5. Sin rey y sin reino
Isabel de Farnesio disfrutó de un largo reinado de más de treinta años, desde 1714 a 1746, salvo el breve paréntesis de la abdicación de Felipe V en su hijo Luis I, en 1724. Si duro fue para ella perder el trono durante aquellos pocos meses, más duro resultaría perderlo definitivamente. El 9 de julio de 1746 Isabel perdió a su rey y a su reino. Felipe V murió en los brazos de su esposa, en el palacio de Buen Retiro de Madrid, a los sesenta y dos años de edad, tras un largo reinado de casi medio siglo. El momento tan temido había llegado. Isabel se había quedado viuda, sin esposo, y había dejado de ser reina, se había quedado sin su rey y sin su reino. Estaba sola. Isabel había experimentado una doble pérdida. No tenía esposo, no tenía reino. Desde el comienzo de su matrimonio este temor había planeado sobre ella. Sabía perfectamente que a su pérdida personal se uniría la pérdida política. Como escribía un jurista italiano de la época:
Si Felipe aborrece el reinar, Isabel Farnesio su consorte y princesa de alto y sublime espíritu, ambiciona el reino, tanto como el rey Felipe lo esquiva y lo detesta. Incluso más, no sólo la Reina de España ama, como todos los hombres aman, el reinar, pero teme hasta el espanto quedarse sin reino, en el caso que quedase viuda.[23]
Tras el episodio de la abdicación, la vida le había concedido a Isabel una segunda oportunidad de ser reina; tras la muerte de su esposo, no le quedaban esperanzas, una tercera oportunidad resultaba casi impensable.
La reina, cuando moría el rey, dejaba de ser reina. Seguía viva como mujer, pero como reina moría junto al rey. La reina viuda era una figura excepcional, pues sólo era reina en cuanto lo había sido, pero ya no lo era. Podría decirse que sobrevivía como persona a su condición de reina. De acuerdo con el planteamiento conceptual de la época, «los reyes dos veces mueren porque dos veces viven. Viven una vez para el reino y viven otra vez para sí. Y al contrario, mueren cuando dejan de reinar y mueren cuando dejan de vivir». Era la vieja teoría medieval de los dos cuerpos del rey. Normalmente las dos muertes del rey coincidían, salvo cuando se producía una abdicación o un destronamiento. Pero en las reinas la doble muerte no coincidía. A veces morían antes que el rey y entonces el problema no se planteaba, pero otras veces le sobrevivían y entonces morían como reinas en el momento en que moría el rey y morían como personas cierto tiempo después. Este intervalo solía ser muy penoso.

*Qué se pide*.
Resume en dos oraciones el fragmento sobre la viudez de Isabel de Farnesio.

[Datos de comprensión de documentos]
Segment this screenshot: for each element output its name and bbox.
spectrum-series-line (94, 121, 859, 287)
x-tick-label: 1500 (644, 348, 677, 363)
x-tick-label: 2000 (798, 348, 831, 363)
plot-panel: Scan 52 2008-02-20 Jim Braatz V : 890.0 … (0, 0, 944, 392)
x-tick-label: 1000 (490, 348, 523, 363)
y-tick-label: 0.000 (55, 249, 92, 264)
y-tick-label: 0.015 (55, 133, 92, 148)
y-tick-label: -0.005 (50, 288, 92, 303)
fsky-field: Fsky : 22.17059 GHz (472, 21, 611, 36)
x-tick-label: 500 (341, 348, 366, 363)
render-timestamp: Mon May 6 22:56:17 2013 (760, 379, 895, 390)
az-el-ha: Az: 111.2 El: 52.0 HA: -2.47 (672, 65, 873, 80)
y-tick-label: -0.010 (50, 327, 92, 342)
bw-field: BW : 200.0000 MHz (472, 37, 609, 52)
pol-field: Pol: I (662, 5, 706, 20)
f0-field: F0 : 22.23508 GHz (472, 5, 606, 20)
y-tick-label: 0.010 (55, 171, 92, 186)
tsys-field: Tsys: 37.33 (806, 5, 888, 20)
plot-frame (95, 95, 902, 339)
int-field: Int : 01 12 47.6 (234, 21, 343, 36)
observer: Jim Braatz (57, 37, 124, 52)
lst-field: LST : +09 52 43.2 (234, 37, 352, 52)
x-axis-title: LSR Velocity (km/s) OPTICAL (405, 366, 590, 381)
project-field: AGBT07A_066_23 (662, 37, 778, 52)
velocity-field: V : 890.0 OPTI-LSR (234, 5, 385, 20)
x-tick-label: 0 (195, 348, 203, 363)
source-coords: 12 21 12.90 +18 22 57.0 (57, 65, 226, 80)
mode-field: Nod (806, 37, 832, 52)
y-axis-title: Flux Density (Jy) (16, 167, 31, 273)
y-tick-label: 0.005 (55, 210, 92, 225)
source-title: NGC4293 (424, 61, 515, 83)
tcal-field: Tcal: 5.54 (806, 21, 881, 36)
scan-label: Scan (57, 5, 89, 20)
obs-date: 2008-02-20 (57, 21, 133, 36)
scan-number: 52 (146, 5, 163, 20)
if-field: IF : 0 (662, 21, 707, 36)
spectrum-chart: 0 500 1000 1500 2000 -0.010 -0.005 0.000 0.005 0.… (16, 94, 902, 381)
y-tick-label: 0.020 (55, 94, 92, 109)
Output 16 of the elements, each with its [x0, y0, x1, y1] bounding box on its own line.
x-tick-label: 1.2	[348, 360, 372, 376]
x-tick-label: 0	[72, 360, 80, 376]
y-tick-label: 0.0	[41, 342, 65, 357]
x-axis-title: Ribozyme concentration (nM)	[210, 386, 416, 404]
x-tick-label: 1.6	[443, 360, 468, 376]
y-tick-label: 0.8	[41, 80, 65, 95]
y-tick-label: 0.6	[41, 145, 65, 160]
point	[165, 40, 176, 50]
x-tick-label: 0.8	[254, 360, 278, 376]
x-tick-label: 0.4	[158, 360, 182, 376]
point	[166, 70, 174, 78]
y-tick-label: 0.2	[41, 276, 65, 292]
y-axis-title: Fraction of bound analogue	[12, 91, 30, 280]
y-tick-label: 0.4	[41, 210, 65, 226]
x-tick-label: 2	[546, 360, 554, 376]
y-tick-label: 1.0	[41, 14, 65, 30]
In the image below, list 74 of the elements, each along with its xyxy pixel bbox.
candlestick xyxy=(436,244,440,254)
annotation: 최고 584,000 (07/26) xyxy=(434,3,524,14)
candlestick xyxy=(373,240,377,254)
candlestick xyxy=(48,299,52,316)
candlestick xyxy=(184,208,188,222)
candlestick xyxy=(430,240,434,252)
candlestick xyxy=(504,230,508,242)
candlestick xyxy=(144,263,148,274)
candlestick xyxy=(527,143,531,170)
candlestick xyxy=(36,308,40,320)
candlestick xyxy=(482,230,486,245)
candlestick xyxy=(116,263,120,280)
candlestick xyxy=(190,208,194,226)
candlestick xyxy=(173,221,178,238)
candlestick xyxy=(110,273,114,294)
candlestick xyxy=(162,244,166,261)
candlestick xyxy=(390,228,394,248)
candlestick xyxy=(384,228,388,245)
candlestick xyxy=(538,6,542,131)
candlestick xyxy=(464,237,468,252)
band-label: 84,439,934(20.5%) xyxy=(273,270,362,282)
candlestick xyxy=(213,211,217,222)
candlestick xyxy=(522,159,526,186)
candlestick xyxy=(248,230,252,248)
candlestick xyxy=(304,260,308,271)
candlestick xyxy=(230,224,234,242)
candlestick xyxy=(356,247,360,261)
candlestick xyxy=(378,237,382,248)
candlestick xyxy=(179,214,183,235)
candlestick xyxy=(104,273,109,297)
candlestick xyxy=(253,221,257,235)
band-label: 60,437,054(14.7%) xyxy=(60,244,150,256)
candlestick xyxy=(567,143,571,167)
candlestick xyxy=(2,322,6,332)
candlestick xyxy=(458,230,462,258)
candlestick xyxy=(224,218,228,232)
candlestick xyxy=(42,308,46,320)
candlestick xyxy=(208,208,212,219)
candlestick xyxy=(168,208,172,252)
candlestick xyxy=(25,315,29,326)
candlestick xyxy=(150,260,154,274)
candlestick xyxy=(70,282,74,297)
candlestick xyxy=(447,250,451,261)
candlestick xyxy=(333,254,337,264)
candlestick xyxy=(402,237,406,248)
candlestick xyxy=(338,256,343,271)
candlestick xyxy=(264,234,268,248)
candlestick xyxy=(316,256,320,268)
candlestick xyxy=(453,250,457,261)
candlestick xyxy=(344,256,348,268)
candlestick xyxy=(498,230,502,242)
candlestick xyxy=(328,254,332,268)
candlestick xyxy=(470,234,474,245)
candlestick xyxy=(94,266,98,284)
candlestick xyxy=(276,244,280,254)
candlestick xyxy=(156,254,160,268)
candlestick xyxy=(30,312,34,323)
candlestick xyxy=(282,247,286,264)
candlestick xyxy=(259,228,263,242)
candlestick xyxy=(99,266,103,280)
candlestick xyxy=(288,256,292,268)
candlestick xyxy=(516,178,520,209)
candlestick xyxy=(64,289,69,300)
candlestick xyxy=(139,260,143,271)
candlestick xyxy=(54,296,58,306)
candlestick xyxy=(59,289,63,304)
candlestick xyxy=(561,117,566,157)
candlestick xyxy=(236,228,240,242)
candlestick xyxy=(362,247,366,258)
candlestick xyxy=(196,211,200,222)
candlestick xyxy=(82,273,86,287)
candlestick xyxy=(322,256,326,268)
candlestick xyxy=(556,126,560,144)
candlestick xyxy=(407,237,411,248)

*Solución*.
Felipe V murió el 9 de julio de 1746 en el palacio de Buen Retiro, e Isabel de Farnesio perdió a la vez a su esposo y su condición de reina, algo que temía desde el comienzo de su matrimonio. Según la concepción de la época, los reyes morían dos veces, al dejar de reinar y al dejar de vivir, y las reinas que enviudaban morían como reinas junto al rey y como personas cierto tiempo después, en un intervalo que solía ser muy penoso.